WRITTEN TASK 1: From the forum thread on American cuisine, list the family recipes that one poster says they intend to keep making.
WRITTEN TASK 2: Write the next part of the forum thread on American cuisine, picking up right after its final line.

[START OF QUOTED PASSAGE]

That's what I meant, the sandwich.
post #25 of 82
So there you have it, American cuisine is built on the backs of men with bad teeth who couldn't chew meat

Methinks Archibald:cuisine::Mr Pollock:service

F--isn't corned beef and cabbage Irish?
post #26 of 82
I have no particular desire to keep alive "American cuisine" per se, but there are certain recipes of my mother and grandmother such as candied yams, (unsweetened, buttermilk) bran muffins, and potato casserole that I certainly intend to continue to make even as I adopt new styles in my kitchen. However, I do not have any compulsion to cook certain foods for "archival" reasons.
post #27 of 82
Quote:
Originally Posted by tiger02

F--isn't corned beef and cabbage Irish?

No, the Irish used pork meat for that dish. Treated in much the same way.
Now, Irish-Americans...
post #28 of 82
Quote:
Originally Posted by Flame
US is such a mishmash of various cultures, both european and not, that it becomes hard to define a cuisine.

Gumbo and cheese-steak perhaps?

[END OF QUOTED PASSAGE]
[START OF DATASET ROWS]

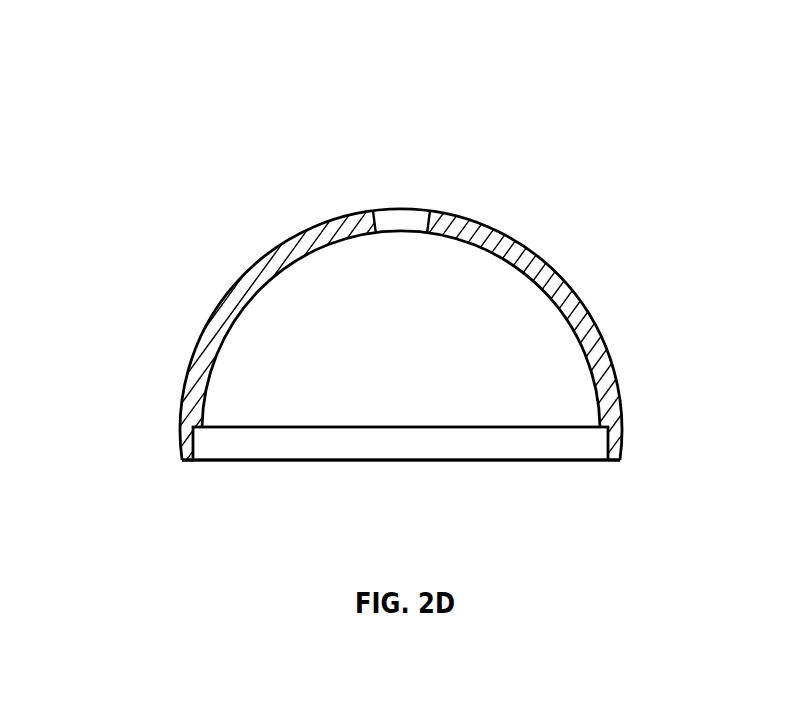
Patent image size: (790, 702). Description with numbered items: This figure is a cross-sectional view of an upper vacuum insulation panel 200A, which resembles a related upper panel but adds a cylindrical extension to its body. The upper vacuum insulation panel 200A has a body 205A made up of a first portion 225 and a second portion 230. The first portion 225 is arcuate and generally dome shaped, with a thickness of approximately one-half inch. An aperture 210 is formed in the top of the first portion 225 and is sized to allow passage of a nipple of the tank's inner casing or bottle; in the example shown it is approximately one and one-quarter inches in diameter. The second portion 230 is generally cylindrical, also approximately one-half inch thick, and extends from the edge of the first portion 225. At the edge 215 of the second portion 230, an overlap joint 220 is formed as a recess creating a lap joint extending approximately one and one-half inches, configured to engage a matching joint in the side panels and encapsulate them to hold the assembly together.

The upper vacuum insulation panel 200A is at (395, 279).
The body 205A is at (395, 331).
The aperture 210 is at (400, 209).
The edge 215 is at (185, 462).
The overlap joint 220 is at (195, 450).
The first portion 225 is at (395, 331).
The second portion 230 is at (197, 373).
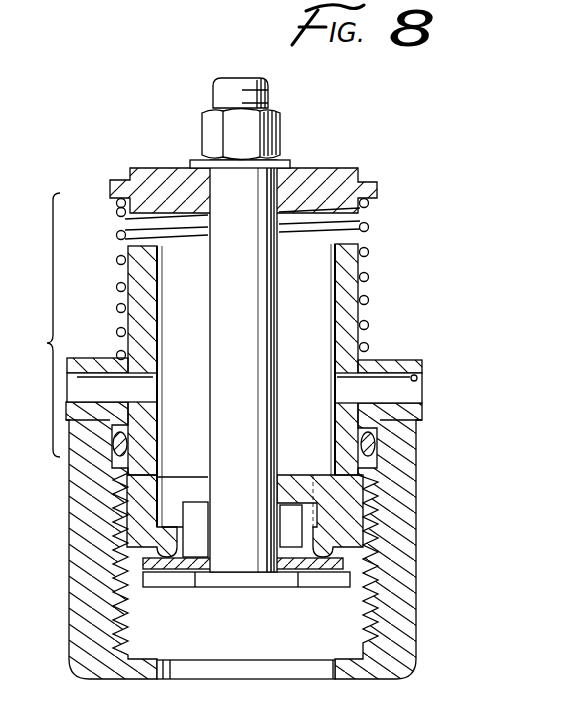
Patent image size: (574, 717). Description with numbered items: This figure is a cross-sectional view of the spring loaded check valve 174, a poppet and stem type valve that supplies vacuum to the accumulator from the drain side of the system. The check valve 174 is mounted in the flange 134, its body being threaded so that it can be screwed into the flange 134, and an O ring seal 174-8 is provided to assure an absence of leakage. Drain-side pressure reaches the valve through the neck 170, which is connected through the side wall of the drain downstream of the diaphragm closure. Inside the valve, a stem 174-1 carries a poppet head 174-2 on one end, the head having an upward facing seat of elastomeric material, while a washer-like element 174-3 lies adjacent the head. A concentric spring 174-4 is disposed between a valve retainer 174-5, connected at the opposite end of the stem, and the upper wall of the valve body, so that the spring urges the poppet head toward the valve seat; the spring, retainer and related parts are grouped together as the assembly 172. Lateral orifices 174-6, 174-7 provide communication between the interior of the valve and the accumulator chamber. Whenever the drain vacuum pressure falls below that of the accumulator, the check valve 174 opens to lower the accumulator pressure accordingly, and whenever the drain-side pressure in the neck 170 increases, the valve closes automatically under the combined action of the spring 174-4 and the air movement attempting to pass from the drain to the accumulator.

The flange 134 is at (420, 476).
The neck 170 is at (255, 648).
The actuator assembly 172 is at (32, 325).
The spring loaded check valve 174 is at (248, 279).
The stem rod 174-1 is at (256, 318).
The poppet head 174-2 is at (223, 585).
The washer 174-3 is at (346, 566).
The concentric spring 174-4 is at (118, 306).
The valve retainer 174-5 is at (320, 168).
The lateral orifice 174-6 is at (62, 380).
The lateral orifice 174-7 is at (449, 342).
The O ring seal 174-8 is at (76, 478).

[END OF DATASET ROWS]

EXPECTED ANSWER 1: Candied yams, unsweetened buttermilk bran muffins, and potato casserole.

EXPECTED ANSWER 2:
Gumbo is an Akan (Ghana) term for okra. The core ingredients in Gumbo are rooted in Ghana/Guinea Bissau/Senegambia. Single-pot meals common in the region.

Cheese steak is a truly American phenomenon.
post #29 of 82
Corn on the cob is a favorite summer treat for me, and a very US and Midwestern, "dish".
post #30 of 82
Quote:
Originally Posted by Fabienne
No, the Irish used pork meat for that dish. Treated in much the same way.
Now, Irish-Americans...

My off-the-boat Irish father-in-law would agree with this. However, he does love the corned beef version.

Another item I always associate with the U.S., and specifically the Northeast - maple syrup. Also, boiled lobster. I realize that neither are uniquely American, but they can definitely be associated with a New England style cuisine.